- The problem -
Pick out every line in the data below that holds "label".

----------------

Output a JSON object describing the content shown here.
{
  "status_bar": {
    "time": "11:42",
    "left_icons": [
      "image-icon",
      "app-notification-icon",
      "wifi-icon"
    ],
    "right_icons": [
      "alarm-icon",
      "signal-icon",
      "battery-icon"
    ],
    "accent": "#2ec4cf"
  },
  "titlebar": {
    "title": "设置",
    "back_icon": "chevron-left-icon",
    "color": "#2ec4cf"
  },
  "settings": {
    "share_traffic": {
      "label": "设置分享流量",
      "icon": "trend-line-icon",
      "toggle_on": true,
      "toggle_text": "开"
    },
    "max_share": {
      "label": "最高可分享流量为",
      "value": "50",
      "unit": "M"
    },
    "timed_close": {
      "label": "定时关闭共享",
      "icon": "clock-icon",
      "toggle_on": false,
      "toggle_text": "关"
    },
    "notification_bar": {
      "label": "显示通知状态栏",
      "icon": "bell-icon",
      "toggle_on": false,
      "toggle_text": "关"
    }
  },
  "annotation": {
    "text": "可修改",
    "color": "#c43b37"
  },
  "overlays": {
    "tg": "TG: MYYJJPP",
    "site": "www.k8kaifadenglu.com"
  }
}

----------------

- Finished task -
      "label": "设置分享流量",
      "label": "最高可分享流量为",
      "label": "定时关闭共享",
      "label": "显示通知状态栏",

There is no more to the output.